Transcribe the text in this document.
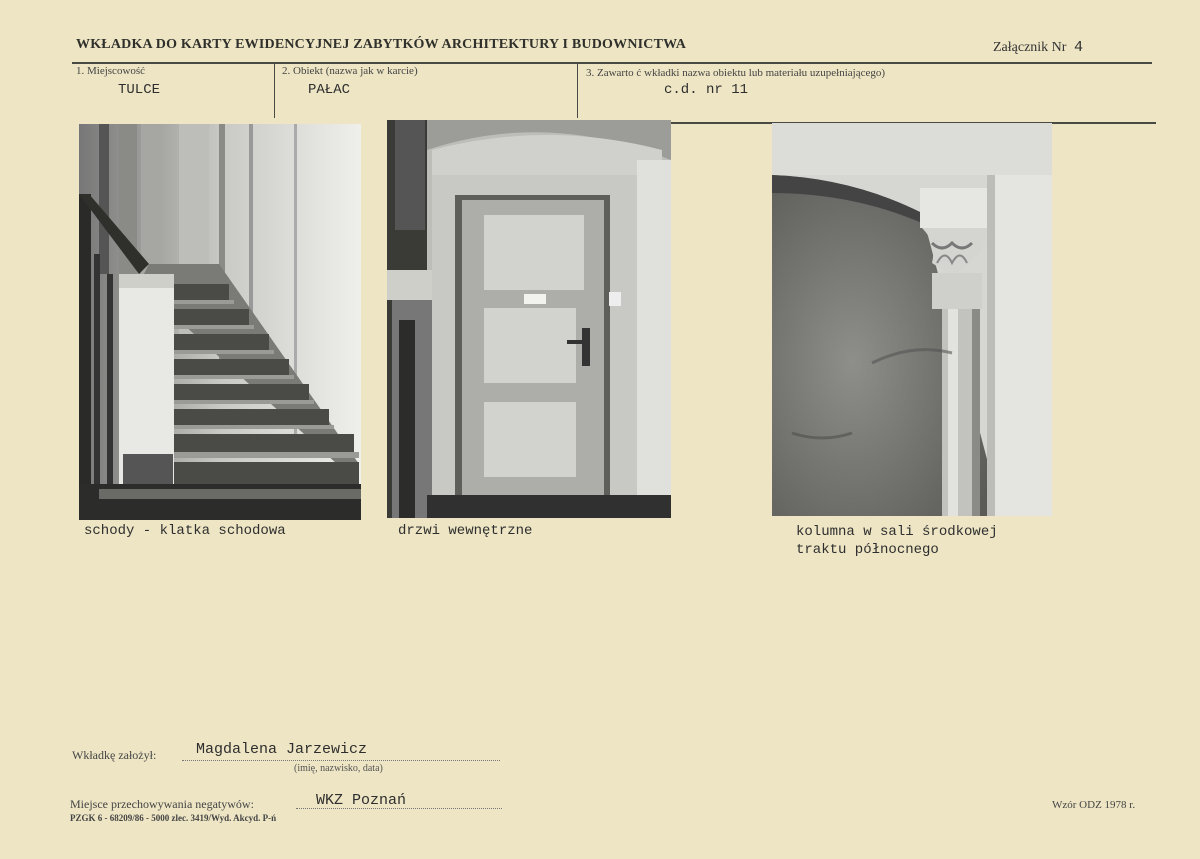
WKŁADKA DO KARTY EWIDENCYJNEJ ZABYTKÓW ARCHITEKTURY I BUDOWNICTWA	Załącznik Nr 4
1. Miejscowość	2. Obiekt (nazwa jak w karcie)	3. Zawarto ć wkładki nazwa obiektu lub materiału uzupełniającego)
TULCE	PAŁAC	c.d. nr 11
schody - klatka schodowa	drzwi wewnętrzne	kolumna w sali środkowej
traktu północnego
Wkładkę założył:	Magdalena Jarzewicz
(imię, nazwisko, data)
Miejsce przechowywania negatywów:	WKZ Poznań
PZGK 6 - 68209/86 - 5000 zlec. 3419/Wyd. Akcyd. P-ń
Wzór ODZ 1978 r.
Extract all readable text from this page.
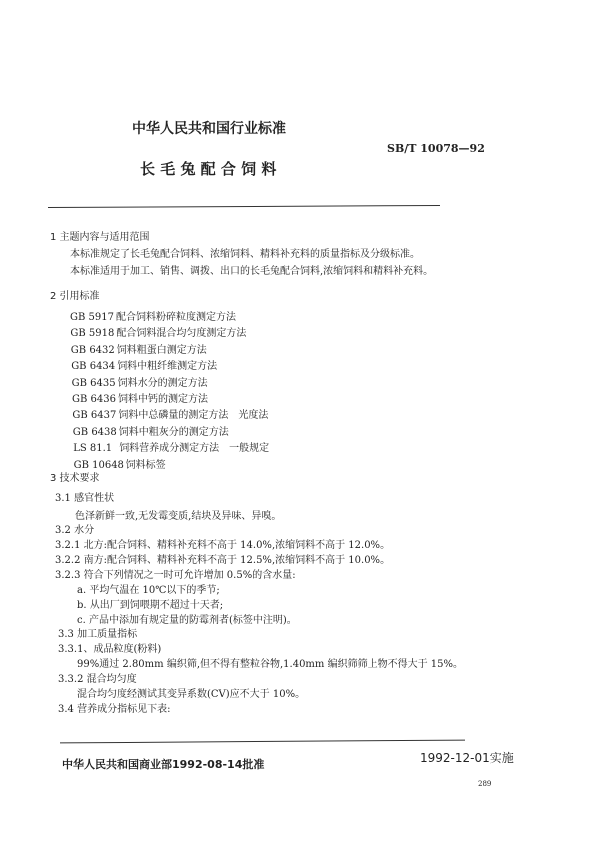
中华人民共和国行业标准
SB/T 10078—92
长 毛 兔 配 合 饲 料
1 主题内容与适用范围
本标准规定了长毛兔配合饲料、浓缩饲料、精料补充料的质量指标及分级标准。
本标准适用于加工、销售、调拨、出口的长毛兔配合饲料,浓缩饲料和精料补充料。
2 引用标准
GB 5917 配合饲料粉碎粒度测定方法
GB 5918 配合饲料混合均匀度测定方法
GB 6432 饲料粗蛋白测定方法
GB 6434 饲料中粗纤维测定方法
GB 6435 饲料水分的测定方法
GB 6436 饲料中钙的测定方法
GB 6437 饲料中总磷量的测定方法　光度法
GB 6438 饲料中粗灰分的测定方法
LS 81.1 饲料营养成分测定方法　一般规定
GB 10648 饲料标签
3 技术要求
3.1 感官性状
色泽新鲜一致,无发霉变质,结块及异味、异嗅。
3.2 水分
3.2.1 北方:配合饲料、精料补充料不高于 14.0%,浓缩饲料不高于 12.0%。
3.2.2 南方:配合饲料、精料补充料不高于 12.5%,浓缩饲料不高于 10.0%。
3.2.3 符合下列情况之一时可允许增加 0.5%的含水量:
a. 平均气温在 10℃以下的季节;
b. 从出厂到饲喂期不超过十天者;
c. 产品中添加有规定量的防霉剂者(标签中注明)。
3.3 加工质量指标
3.3.1、成品粒度(粉料)
99%通过 2.80mm 编织筛,但不得有整粒谷物,1.40mm 编织筛筛上物不得大于 15%。
3.3.2 混合均匀度
混合均匀度经测试其变异系数(CV)应不大于 10%。
3.4 营养成分指标见下表:
中华人民共和国商业部1992-08-14批准	1992-12-01实施
289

» What you have to do
Omit pictures; set down the rest of the material word for word.

» Solved problem
Transcribe the text in this document.
WKŁADKA DO KARTY EWIDENCYJNEJ ZABYTKÓW ARCHITEKTURY I BUDOWNICTWA	Załącznik Nr 4
1. Miejscowość	2. Obiekt (nazwa jak w karcie)	3. Zawarto ć wkładki nazwa obiektu lub materiału uzupełniającego)
TULCE	PAŁAC	c.d. nr 11
schody - klatka schodowa	drzwi wewnętrzne	kolumna w sali środkowej
traktu północnego
Wkładkę założył:	Magdalena Jarzewicz
(imię, nazwisko, data)
Miejsce przechowywania negatywów:	WKZ Poznań
PZGK 6 - 68209/86 - 5000 zlec. 3419/Wyd. Akcyd. P-ń
Wzór ODZ 1978 r.
Extract all readable text from this page.
中华人民共和国行业标准
SB/T 10078—92
长 毛 兔 配 合 饲 料
1 主题内容与适用范围
本标准规定了长毛兔配合饲料、浓缩饲料、精料补充料的质量指标及分级标准。
本标准适用于加工、销售、调拨、出口的长毛兔配合饲料,浓缩饲料和精料补充料。
2 引用标准
GB 5917 配合饲料粉碎粒度测定方法
GB 5918 配合饲料混合均匀度测定方法
GB 6432 饲料粗蛋白测定方法
GB 6434 饲料中粗纤维测定方法
GB 6435 饲料水分的测定方法
GB 6436 饲料中钙的测定方法
GB 6437 饲料中总磷量的测定方法　光度法
GB 6438 饲料中粗灰分的测定方法
LS 81.1 饲料营养成分测定方法　一般规定
GB 10648 饲料标签
3 技术要求
3.1 感官性状
色泽新鲜一致,无发霉变质,结块及异味、异嗅。
3.2 水分
3.2.1 北方:配合饲料、精料补充料不高于 14.0%,浓缩饲料不高于 12.0%。
3.2.2 南方:配合饲料、精料补充料不高于 12.5%,浓缩饲料不高于 10.0%。
3.2.3 符合下列情况之一时可允许增加 0.5%的含水量:
a. 平均气温在 10℃以下的季节;
b. 从出厂到饲喂期不超过十天者;
c. 产品中添加有规定量的防霉剂者(标签中注明)。
3.3 加工质量指标
3.3.1、成品粒度(粉料)
99%通过 2.80mm 编织筛,但不得有整粒谷物,1.40mm 编织筛筛上物不得大于 15%。
3.3.2 混合均匀度
混合均匀度经测试其变异系数(CV)应不大于 10%。
3.4 营养成分指标见下表:
中华人民共和国商业部1992-08-14批准	1992-12-01实施
289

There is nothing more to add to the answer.